[Tasks to complete]
A) Condense the paragraph of the Milhazes review that begins "Tucked away in an eccentric polygonal gallery" into a shorter version that keeps its main facts.
B) Reproduce word for word the passage of the Milhazes review from "Beatriz Milhazes’s Labors" up to and including "117 7/8 inches).".

*** Supplied text ***

Beatriz Milhazes’s Labors of Love at the Guggenheim

The Brazilian artist’s maximal process brings forth forceful abstractions of delicate beauty. 

The work can be dark, but is quite comfortable with itself: ‘In albis’ (1995–96, acrylic on canvas, 72 1/2 × 117 7/8 inches).
Solomon R. Guggenheim Museum, New York, Gift, The Bohen Foundation 2001.219. © Beatriz Milhazes. Photo: Ariel lone Williams, Solomon R. Guggenheim Museum, New York

Solomon R. Guggenheim Museum, New York, Gift, The Bohen Foundation 2001.219. © Beatriz Milhazes. Photo: Ariel lone Williams, Solomon R. Guggenheim Museum, New York

 

Tucked away in an eccentric polygonal gallery high up the Guggenheim’s ramp is an exhibition that leaps into view like a secret, wild garden. The most prevalent themes in Beatriz Milhazes’s exuberant large-scale paintings are botanical, floral, hyperstylized, and frequently lacy; in the mixed media collages, appropriated imagery in the form of both digital printed matter and motif-lifting from the natural world sometimes acts as the ground underlying a panoply of stripes, screens, textile typologies, patterns, perfect arcs, and other elements of interruption. Layer upon layer presses down and builds texture, so the natural elements remain flat even as their hyperchromatic life forces pulse through the shallow pictorial spaces. You fall in love with this color or that sequence, and use your body to approach for detail and recede to take in the larger sweep. Then you begin to see that it’s all falling apart.

*** Supplied information ***

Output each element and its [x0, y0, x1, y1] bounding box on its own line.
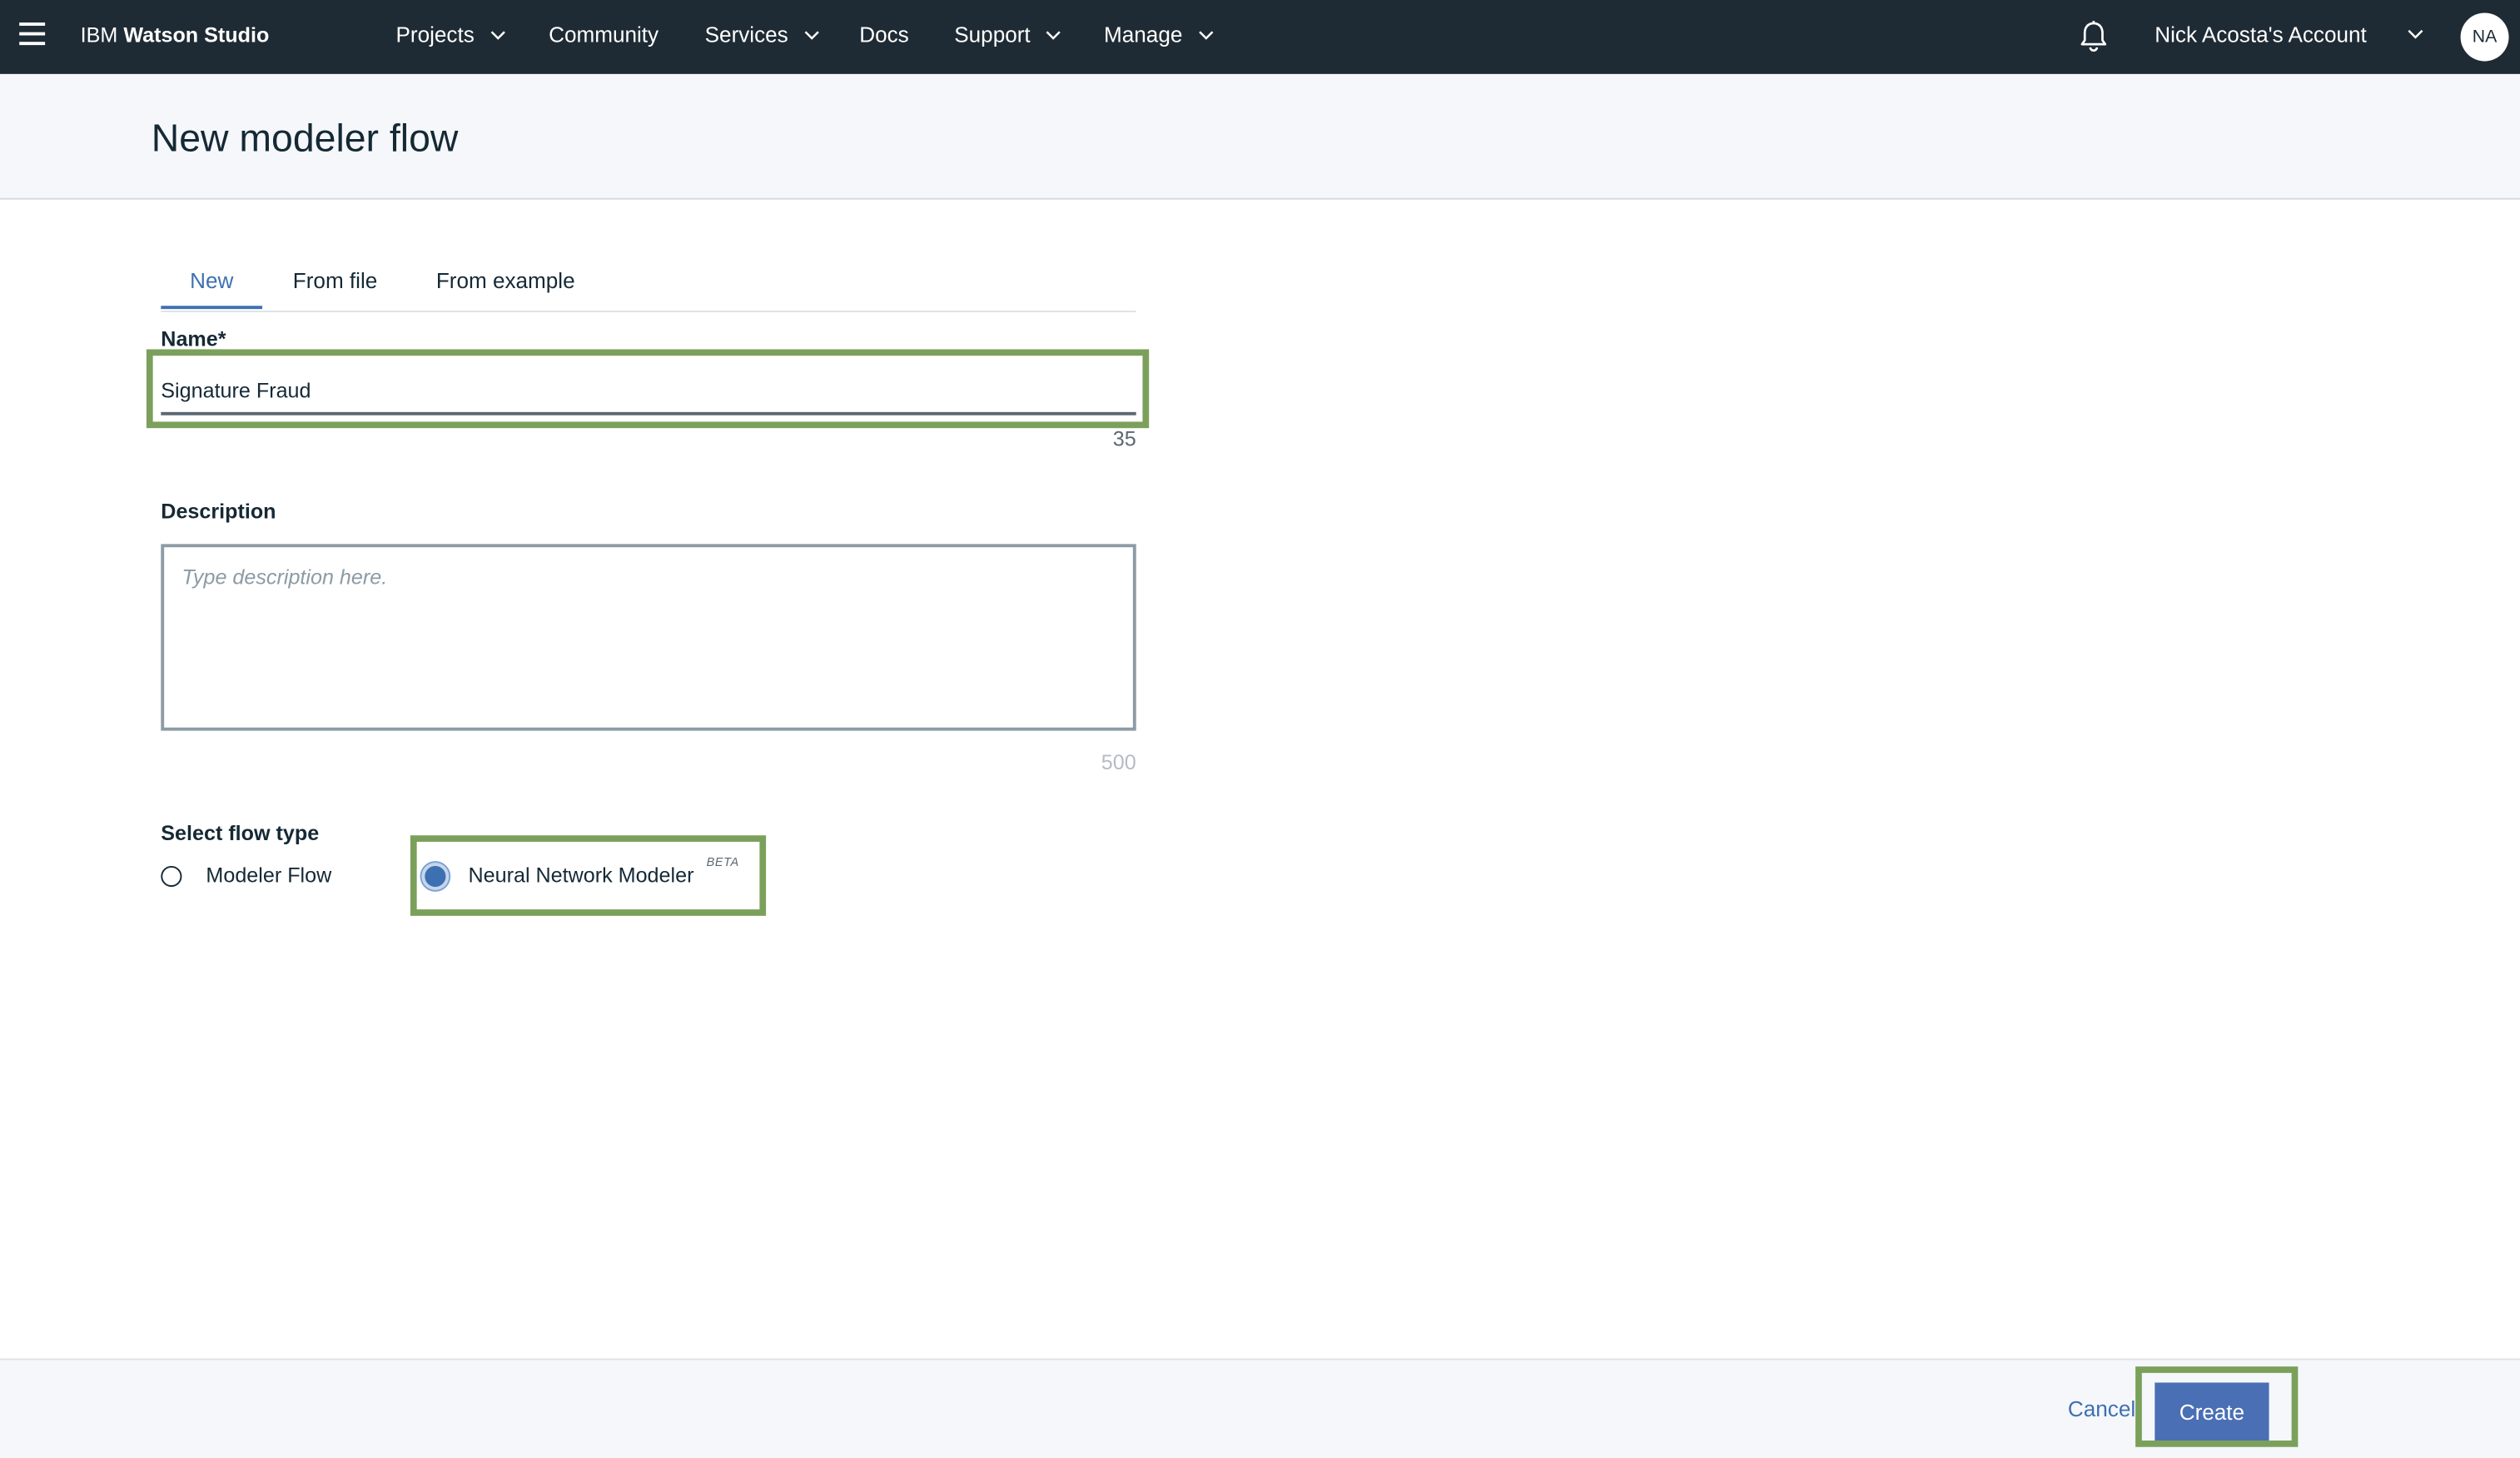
cancel-button[interactable]: Cancel — [2068, 1397, 2135, 1421]
app-root: IBM Watson Studio Projects Community Ser… — [0, 0, 2520, 1458]
nav-services[interactable]: Services — [705, 22, 818, 47]
required-marker: * — [217, 326, 226, 351]
radio-unchecked[interactable] — [161, 865, 182, 888]
bell-icon[interactable] — [2078, 19, 2110, 55]
brand-name: Watson Studio — [123, 22, 270, 47]
nav-docs-label: Docs — [859, 22, 909, 47]
nav-community-label: Community — [549, 22, 659, 47]
name-label-text: Name — [161, 326, 218, 351]
description-char-count: 500 — [1101, 749, 1136, 774]
radio-modeler-flow[interactable]: Modeler Flow — [161, 863, 354, 895]
name-char-count: 35 — [1112, 426, 1136, 451]
menu-icon[interactable] — [19, 22, 46, 48]
nav-support[interactable]: Support — [954, 22, 1061, 47]
chevron-down-icon — [1046, 31, 1061, 40]
nav-services-label: Services — [704, 22, 788, 47]
radio-modeler-flow-label: Modeler Flow — [206, 863, 332, 888]
active-tab-indicator — [161, 306, 263, 310]
description-field[interactable] — [161, 544, 1136, 731]
account-chevron-icon[interactable] — [2408, 29, 2423, 41]
tab-bar: New From file From example — [161, 261, 1136, 313]
nav-manage[interactable]: Manage — [1104, 22, 1213, 47]
brand-prefix: IBM — [80, 22, 118, 47]
nav-projects[interactable]: Projects — [396, 22, 505, 47]
avatar[interactable]: NA — [2460, 12, 2509, 62]
nav-community[interactable]: Community — [549, 22, 659, 47]
name-label: Name* — [161, 326, 226, 351]
nav-projects-label: Projects — [395, 22, 475, 47]
create-button[interactable]: Create — [2155, 1382, 2269, 1441]
radio-neural-network-modeler[interactable]: Neural Network Modeler BETA — [421, 854, 743, 895]
tab-new[interactable]: New — [190, 269, 233, 293]
radio-checked[interactable] — [421, 863, 450, 890]
page-title: New modeler flow — [151, 117, 459, 162]
chevron-down-icon — [803, 31, 818, 40]
name-input[interactable] — [161, 366, 1136, 416]
tab-from-file[interactable]: From file — [293, 269, 378, 293]
tab-from-example[interactable]: From example — [436, 269, 575, 293]
chevron-down-icon — [490, 31, 505, 40]
nav-docs[interactable]: Docs — [859, 22, 908, 47]
radio-neural-network-label: Neural Network Modeler — [468, 863, 694, 888]
page-header: New modeler flow — [0, 73, 2520, 200]
nav-support-label: Support — [954, 22, 1031, 47]
brand[interactable]: IBM Watson Studio — [81, 22, 270, 47]
footer-bar: Cancel Create — [0, 1358, 2520, 1458]
beta-badge: BETA — [706, 854, 739, 869]
nav-manage-label: Manage — [1104, 22, 1183, 47]
flow-type-label: Select flow type — [161, 820, 320, 845]
chevron-down-icon — [1198, 31, 1213, 40]
account-switcher[interactable]: Nick Acosta's Account — [2155, 22, 2366, 47]
description-label: Description — [161, 499, 276, 524]
top-nav: IBM Watson Studio Projects Community Ser… — [0, 0, 2520, 74]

***

[Solution set]
A) Hidden in an odd polygonal gallery high up the Guggenheim's ramp, the exhibition leaps into view like a secret, wild garden. Milhazes's exuberant large-scale paintings mostly take botanical and floral themes, hyperstylized and often lacy. In her mixed media collages, appropriated digital printed matter and motifs lifted from nature sometimes form a ground beneath stripes, screens, textile typologies, patterns, perfect arcs and other interruptions. The many layers build texture but keep the natural elements flat, while their hyperchromatic energy pulses through the shallow pictorial space. Viewers fall for a color or sequence and move in for detail and back for the larger sweep, and then they begin to see that it is all falling apart.

B)
Beatriz Milhazes’s Labors of Love at the Guggenheim

The Brazilian artist’s maximal process brings forth forceful abstractions of delicate beauty. 

The work can be dark, but is quite comfortable with itself: ‘In albis’ (1995–96, acrylic on canvas, 72 1/2 × 117 7/8 inches).